Problem
Find the string "Ruling" in the records. Copy every line it appears in.

Material supplied
________________
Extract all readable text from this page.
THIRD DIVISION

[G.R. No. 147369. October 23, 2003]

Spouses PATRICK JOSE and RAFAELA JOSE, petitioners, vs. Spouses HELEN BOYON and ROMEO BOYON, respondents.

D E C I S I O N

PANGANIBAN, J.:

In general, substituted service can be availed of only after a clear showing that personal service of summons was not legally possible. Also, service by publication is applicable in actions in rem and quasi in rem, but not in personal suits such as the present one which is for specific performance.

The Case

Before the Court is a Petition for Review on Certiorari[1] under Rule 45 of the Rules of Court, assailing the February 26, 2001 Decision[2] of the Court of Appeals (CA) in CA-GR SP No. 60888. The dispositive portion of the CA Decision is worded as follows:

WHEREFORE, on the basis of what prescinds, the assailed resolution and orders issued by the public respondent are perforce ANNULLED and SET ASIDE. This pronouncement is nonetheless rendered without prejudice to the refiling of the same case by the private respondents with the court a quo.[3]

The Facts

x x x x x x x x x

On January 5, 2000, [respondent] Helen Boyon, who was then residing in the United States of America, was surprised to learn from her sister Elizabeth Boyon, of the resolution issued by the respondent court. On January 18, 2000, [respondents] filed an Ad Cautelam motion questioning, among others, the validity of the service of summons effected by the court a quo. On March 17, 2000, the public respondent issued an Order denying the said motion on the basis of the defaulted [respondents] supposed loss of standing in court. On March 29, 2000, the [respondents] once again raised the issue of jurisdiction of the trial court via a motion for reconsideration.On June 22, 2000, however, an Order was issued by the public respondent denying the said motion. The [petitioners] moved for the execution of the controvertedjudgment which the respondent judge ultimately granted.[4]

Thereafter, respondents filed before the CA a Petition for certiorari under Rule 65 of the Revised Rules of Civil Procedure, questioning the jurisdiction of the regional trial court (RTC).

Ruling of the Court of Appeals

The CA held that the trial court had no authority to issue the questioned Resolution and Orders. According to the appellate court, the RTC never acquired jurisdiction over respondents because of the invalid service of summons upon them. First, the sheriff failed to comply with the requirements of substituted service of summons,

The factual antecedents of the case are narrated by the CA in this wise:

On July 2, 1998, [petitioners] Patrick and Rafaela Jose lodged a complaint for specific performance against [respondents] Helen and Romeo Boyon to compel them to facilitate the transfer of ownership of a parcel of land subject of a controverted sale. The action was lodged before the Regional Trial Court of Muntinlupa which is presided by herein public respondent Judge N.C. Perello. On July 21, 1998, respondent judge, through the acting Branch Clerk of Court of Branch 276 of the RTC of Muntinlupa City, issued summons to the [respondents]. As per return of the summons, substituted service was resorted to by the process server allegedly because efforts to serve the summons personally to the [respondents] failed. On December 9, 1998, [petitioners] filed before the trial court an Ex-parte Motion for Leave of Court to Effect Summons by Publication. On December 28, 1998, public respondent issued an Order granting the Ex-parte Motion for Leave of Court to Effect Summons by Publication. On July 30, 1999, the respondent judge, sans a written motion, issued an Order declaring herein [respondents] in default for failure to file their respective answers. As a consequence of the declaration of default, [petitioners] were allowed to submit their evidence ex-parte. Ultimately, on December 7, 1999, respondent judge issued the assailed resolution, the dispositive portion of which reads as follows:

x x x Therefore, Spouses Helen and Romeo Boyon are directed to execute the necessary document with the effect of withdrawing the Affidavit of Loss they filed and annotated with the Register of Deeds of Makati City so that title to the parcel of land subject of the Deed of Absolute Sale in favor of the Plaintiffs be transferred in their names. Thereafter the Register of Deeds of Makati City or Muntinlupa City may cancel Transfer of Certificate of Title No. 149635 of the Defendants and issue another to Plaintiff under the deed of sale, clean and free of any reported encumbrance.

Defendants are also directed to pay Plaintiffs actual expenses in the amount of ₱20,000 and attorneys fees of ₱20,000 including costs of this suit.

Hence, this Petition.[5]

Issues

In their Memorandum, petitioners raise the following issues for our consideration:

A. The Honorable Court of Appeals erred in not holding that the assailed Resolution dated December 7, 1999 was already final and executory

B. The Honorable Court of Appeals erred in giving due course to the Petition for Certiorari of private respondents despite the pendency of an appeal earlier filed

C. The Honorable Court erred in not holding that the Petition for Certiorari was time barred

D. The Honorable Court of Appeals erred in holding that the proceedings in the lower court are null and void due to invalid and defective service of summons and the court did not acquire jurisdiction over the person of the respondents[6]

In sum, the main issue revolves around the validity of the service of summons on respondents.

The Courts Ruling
________________
Expected answer
Ruling of the Court of Appeals
The Courts Ruling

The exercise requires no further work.